DATA FOR PROCESSING:
_ _ _ _ _

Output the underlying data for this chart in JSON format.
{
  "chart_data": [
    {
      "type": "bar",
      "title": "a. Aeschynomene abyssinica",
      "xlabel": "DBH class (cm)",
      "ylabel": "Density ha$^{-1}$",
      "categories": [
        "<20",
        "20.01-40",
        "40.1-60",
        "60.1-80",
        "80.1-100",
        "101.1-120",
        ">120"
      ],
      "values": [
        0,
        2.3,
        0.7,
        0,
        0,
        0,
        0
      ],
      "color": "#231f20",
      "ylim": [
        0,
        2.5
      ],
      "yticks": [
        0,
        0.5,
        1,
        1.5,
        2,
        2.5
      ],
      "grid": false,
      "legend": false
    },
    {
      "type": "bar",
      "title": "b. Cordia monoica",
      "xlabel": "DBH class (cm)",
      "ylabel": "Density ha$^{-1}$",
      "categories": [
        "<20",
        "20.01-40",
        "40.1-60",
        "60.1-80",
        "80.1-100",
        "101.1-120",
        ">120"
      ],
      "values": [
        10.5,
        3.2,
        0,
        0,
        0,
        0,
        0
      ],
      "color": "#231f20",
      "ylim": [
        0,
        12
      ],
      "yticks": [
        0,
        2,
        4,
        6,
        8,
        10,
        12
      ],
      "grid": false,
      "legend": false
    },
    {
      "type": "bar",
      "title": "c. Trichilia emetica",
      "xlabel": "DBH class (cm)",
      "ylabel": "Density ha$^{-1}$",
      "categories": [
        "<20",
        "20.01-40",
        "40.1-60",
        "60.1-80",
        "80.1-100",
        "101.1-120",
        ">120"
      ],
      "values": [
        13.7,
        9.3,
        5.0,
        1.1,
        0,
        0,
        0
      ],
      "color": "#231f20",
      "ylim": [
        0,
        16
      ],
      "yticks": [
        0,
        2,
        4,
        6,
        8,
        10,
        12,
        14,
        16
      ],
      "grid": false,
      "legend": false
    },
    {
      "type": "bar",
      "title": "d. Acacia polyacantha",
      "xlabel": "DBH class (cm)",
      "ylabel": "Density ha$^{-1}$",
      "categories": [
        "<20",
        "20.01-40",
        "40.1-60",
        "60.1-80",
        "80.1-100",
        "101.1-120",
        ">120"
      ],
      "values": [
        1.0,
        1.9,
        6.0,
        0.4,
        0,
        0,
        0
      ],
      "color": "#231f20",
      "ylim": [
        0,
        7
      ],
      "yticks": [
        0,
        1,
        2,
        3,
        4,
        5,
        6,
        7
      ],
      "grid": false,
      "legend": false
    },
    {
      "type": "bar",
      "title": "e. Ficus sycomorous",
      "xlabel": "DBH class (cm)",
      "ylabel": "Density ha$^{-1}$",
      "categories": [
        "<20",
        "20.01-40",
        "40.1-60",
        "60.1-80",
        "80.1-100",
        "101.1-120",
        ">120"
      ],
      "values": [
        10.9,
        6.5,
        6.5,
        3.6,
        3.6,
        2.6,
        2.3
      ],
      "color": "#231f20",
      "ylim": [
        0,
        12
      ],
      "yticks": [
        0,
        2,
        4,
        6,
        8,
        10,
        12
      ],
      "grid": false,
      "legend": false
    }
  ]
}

_ _ _ _ _

BRIEF:
Filter the entries down to the lines with the word "title" in them.

RESPONSE TO THIS TASK:
      "title": "a. Aeschynomene abyssinica",
      "title": "b. Cordia monoica",
      "title": "c. Trichilia emetica",
      "title": "d. Acacia polyacantha",
      "title": "e. Ficus sycomorous",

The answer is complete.